Go through each line of the records below and count those with the word "name". Give only the count.
## START Given data
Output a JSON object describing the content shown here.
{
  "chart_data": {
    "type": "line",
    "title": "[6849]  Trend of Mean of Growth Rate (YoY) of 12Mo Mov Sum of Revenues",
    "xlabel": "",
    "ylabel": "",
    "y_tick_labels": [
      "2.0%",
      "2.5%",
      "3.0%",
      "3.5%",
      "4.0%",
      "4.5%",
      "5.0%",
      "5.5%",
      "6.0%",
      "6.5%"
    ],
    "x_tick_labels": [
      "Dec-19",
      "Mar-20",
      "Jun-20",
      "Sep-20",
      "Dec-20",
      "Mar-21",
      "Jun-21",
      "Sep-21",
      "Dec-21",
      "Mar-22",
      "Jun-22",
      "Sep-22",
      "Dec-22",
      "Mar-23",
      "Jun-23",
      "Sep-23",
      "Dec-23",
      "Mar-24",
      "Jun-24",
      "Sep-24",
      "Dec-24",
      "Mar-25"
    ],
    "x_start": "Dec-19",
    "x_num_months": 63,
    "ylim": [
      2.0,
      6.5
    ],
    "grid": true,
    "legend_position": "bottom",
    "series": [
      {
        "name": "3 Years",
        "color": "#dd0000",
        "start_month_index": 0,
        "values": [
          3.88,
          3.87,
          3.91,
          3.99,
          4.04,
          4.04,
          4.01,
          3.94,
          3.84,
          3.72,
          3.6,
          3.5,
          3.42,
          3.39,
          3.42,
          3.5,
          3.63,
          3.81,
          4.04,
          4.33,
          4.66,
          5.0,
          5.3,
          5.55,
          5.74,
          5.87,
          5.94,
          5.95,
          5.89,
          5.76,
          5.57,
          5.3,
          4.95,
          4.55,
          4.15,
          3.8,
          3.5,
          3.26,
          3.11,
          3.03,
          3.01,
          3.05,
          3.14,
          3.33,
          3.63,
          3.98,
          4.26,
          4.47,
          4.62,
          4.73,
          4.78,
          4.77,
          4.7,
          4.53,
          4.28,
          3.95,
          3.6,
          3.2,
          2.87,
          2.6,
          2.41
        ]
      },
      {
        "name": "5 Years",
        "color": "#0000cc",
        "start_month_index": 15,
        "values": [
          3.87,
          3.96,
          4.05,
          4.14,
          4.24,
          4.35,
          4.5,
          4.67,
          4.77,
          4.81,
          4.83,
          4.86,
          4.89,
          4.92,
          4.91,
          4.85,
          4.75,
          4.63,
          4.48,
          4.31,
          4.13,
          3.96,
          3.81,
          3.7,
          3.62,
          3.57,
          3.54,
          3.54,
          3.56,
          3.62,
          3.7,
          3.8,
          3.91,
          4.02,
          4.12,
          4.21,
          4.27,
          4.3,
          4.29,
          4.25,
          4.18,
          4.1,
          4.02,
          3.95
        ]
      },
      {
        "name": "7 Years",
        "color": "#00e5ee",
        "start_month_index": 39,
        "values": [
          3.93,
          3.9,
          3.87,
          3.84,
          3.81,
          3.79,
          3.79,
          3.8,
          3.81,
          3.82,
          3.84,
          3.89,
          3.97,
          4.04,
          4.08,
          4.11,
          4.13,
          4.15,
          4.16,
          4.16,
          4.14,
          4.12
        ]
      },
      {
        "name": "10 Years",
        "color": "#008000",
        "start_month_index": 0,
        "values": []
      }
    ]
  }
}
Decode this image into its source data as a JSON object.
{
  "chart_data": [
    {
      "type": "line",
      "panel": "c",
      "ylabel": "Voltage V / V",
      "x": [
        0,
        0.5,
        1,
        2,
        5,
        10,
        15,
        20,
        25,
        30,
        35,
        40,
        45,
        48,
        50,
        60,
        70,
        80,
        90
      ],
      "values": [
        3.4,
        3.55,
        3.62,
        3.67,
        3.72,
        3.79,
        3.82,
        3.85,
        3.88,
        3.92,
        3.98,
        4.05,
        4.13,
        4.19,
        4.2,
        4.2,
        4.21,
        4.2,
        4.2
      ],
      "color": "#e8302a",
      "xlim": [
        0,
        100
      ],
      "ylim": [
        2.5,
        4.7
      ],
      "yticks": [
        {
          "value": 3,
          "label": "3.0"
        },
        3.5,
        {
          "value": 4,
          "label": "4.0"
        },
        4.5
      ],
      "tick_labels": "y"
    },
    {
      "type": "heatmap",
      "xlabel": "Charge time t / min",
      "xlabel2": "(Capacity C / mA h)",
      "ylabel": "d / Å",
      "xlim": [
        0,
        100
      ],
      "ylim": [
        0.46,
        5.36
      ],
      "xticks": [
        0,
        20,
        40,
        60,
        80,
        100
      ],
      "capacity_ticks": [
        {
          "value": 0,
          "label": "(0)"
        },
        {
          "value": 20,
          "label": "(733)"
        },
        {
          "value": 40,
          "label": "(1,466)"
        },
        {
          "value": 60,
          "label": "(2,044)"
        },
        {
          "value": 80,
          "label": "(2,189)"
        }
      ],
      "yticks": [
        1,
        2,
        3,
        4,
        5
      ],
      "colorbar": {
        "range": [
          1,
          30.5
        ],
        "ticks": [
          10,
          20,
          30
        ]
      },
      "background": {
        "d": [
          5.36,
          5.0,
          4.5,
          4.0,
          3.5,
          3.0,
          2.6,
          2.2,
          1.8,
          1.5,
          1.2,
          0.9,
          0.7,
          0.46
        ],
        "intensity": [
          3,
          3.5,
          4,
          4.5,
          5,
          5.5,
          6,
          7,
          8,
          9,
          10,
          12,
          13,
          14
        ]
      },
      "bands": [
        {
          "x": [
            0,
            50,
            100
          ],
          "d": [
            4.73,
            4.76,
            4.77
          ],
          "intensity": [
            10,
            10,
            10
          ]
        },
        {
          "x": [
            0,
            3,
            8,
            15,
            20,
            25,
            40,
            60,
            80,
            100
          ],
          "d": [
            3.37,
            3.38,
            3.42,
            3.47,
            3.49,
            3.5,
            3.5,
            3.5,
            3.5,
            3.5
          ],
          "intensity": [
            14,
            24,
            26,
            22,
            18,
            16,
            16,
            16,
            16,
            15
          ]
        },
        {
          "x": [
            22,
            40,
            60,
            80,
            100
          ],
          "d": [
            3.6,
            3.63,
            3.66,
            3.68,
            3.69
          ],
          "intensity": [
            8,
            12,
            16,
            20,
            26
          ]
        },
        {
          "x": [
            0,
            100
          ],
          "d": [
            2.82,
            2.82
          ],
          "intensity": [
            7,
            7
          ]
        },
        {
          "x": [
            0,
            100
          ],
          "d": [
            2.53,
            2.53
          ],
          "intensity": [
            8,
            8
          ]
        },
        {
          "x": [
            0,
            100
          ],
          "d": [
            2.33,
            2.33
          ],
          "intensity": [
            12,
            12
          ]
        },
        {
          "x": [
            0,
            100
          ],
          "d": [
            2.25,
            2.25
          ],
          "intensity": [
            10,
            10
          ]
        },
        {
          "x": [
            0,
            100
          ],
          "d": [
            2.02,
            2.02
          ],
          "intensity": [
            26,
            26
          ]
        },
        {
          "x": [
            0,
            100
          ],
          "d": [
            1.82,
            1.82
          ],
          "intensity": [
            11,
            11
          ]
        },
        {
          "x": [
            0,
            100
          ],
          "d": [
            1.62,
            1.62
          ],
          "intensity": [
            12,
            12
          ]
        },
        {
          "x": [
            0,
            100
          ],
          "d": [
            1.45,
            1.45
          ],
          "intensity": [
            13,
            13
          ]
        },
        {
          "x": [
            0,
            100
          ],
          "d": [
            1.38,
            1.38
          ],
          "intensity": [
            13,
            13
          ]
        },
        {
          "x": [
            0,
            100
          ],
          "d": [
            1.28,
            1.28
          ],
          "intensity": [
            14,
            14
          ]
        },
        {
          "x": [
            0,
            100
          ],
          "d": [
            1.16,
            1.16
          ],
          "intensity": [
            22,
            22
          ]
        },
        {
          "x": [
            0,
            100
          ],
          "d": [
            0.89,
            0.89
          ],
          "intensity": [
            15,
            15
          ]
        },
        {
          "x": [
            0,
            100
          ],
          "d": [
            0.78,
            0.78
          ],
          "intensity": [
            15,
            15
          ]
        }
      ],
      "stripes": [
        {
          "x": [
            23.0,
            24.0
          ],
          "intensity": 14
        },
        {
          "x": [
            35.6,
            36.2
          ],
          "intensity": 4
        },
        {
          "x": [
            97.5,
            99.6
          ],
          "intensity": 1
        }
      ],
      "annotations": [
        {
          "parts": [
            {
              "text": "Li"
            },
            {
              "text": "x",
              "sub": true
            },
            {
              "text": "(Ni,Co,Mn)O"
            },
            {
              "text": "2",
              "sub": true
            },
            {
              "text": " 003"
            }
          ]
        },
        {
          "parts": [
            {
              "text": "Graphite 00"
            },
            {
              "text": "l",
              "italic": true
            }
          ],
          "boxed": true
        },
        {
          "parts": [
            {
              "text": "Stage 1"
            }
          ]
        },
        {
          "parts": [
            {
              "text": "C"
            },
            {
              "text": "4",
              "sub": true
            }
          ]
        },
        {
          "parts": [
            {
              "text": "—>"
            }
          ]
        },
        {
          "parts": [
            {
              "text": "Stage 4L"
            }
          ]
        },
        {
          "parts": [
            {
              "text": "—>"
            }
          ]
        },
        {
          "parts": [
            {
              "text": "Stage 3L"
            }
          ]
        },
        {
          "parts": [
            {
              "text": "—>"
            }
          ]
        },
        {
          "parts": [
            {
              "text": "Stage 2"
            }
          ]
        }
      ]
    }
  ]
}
## END Given data
◆ Result
4